PROBLEM STATEMENT:
Copy the data that follows, character for character, minus the pictures.

RECORDED INFORMATION:
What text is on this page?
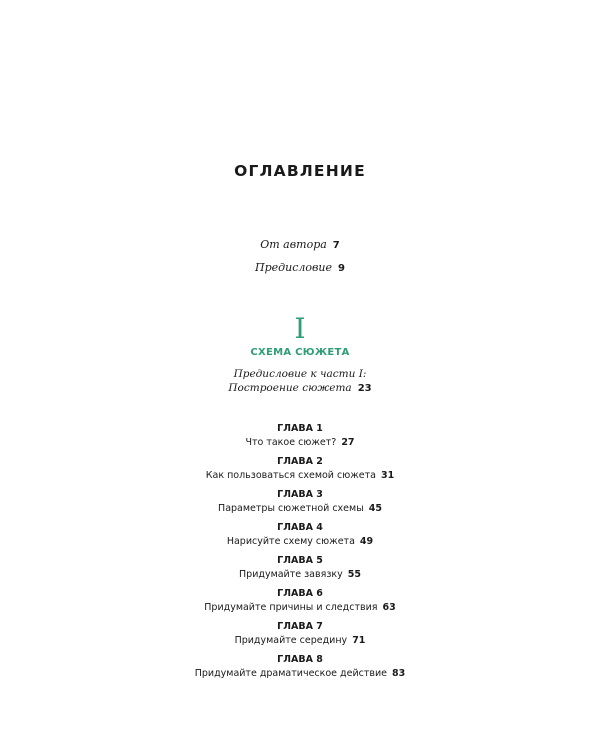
ОГЛАВЛЕНИЕ
От автора 7
Предисловие 9
I
СХЕМА СЮЖЕТА
Предисловие к части I:
Построение сюжета 23
ГЛАВА 1
Что такое сюжет? 27
ГЛАВА 2
Как пользоваться схемой сюжета 31
ГЛАВА 3
Параметры сюжетной схемы 45
ГЛАВА 4
Нарисуйте схему сюжета 49
ГЛАВА 5
Придумайте завязку 55
ГЛАВА 6
Придумайте причины и следствия 63
ГЛАВА 7
Придумайте середину 71
ГЛАВА 8
Придумайте драматическое действие 83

ANSWER TO THIS TASK:
What text is on this page?
ОГЛАВЛЕНИЕ
От автора 7
Предисловие 9
I
СХЕМА СЮЖЕТА
Предисловие к части I:
Построение сюжета 23
ГЛАВА 1
Что такое сюжет? 27
ГЛАВА 2
Как пользоваться схемой сюжета 31
ГЛАВА 3
Параметры сюжетной схемы 45
ГЛАВА 4
Нарисуйте схему сюжета 49
ГЛАВА 5
Придумайте завязку 55
ГЛАВА 6
Придумайте причины и следствия 63
ГЛАВА 7
Придумайте середину 71
ГЛАВА 8
Придумайте драматическое действие 83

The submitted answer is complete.